──────── RECORDS FOR PROCESSING ────────

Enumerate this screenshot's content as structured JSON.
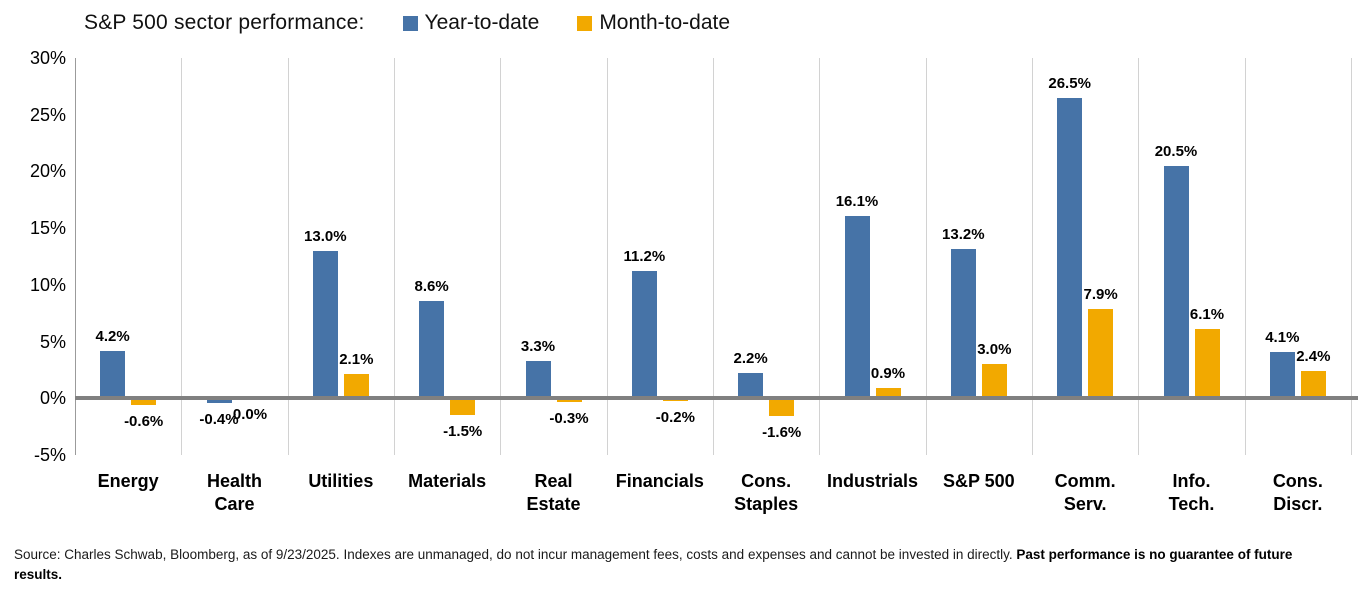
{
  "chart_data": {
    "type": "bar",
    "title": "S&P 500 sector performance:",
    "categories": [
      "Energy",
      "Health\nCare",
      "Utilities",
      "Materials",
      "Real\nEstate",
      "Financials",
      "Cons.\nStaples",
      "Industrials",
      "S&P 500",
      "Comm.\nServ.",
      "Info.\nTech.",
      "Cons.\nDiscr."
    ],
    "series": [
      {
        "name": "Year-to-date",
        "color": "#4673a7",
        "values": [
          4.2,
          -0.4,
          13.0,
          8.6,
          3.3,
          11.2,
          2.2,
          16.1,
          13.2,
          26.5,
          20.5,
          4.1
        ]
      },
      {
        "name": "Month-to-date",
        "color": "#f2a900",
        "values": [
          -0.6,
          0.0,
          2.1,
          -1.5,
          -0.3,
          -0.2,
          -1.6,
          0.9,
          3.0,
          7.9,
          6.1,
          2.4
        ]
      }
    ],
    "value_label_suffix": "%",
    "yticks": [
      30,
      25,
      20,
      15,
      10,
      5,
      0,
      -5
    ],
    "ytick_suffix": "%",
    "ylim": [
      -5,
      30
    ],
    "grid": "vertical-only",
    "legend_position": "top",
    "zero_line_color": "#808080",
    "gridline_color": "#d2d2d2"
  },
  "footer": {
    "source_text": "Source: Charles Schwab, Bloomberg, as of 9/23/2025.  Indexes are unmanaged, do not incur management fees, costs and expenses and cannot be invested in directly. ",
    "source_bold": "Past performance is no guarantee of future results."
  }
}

────────

Without including any picture, repeat the data exactly.

Enumerate this screenshot's content as structured JSON.
{
  "chart_data": {
    "type": "bar",
    "title": "S&P 500 sector performance:",
    "categories": [
      "Energy",
      "Health\nCare",
      "Utilities",
      "Materials",
      "Real\nEstate",
      "Financials",
      "Cons.\nStaples",
      "Industrials",
      "S&P 500",
      "Comm.\nServ.",
      "Info.\nTech.",
      "Cons.\nDiscr."
    ],
    "series": [
      {
        "name": "Year-to-date",
        "color": "#4673a7",
        "values": [
          4.2,
          -0.4,
          13.0,
          8.6,
          3.3,
          11.2,
          2.2,
          16.1,
          13.2,
          26.5,
          20.5,
          4.1
        ]
      },
      {
        "name": "Month-to-date",
        "color": "#f2a900",
        "values": [
          -0.6,
          0.0,
          2.1,
          -1.5,
          -0.3,
          -0.2,
          -1.6,
          0.9,
          3.0,
          7.9,
          6.1,
          2.4
        ]
      }
    ],
    "value_label_suffix": "%",
    "yticks": [
      30,
      25,
      20,
      15,
      10,
      5,
      0,
      -5
    ],
    "ytick_suffix": "%",
    "ylim": [
      -5,
      30
    ],
    "grid": "vertical-only",
    "legend_position": "top",
    "zero_line_color": "#808080",
    "gridline_color": "#d2d2d2"
  },
  "footer": {
    "source_text": "Source: Charles Schwab, Bloomberg, as of 9/23/2025.  Indexes are unmanaged, do not incur management fees, costs and expenses and cannot be invested in directly. ",
    "source_bold": "Past performance is no guarantee of future results."
  }
}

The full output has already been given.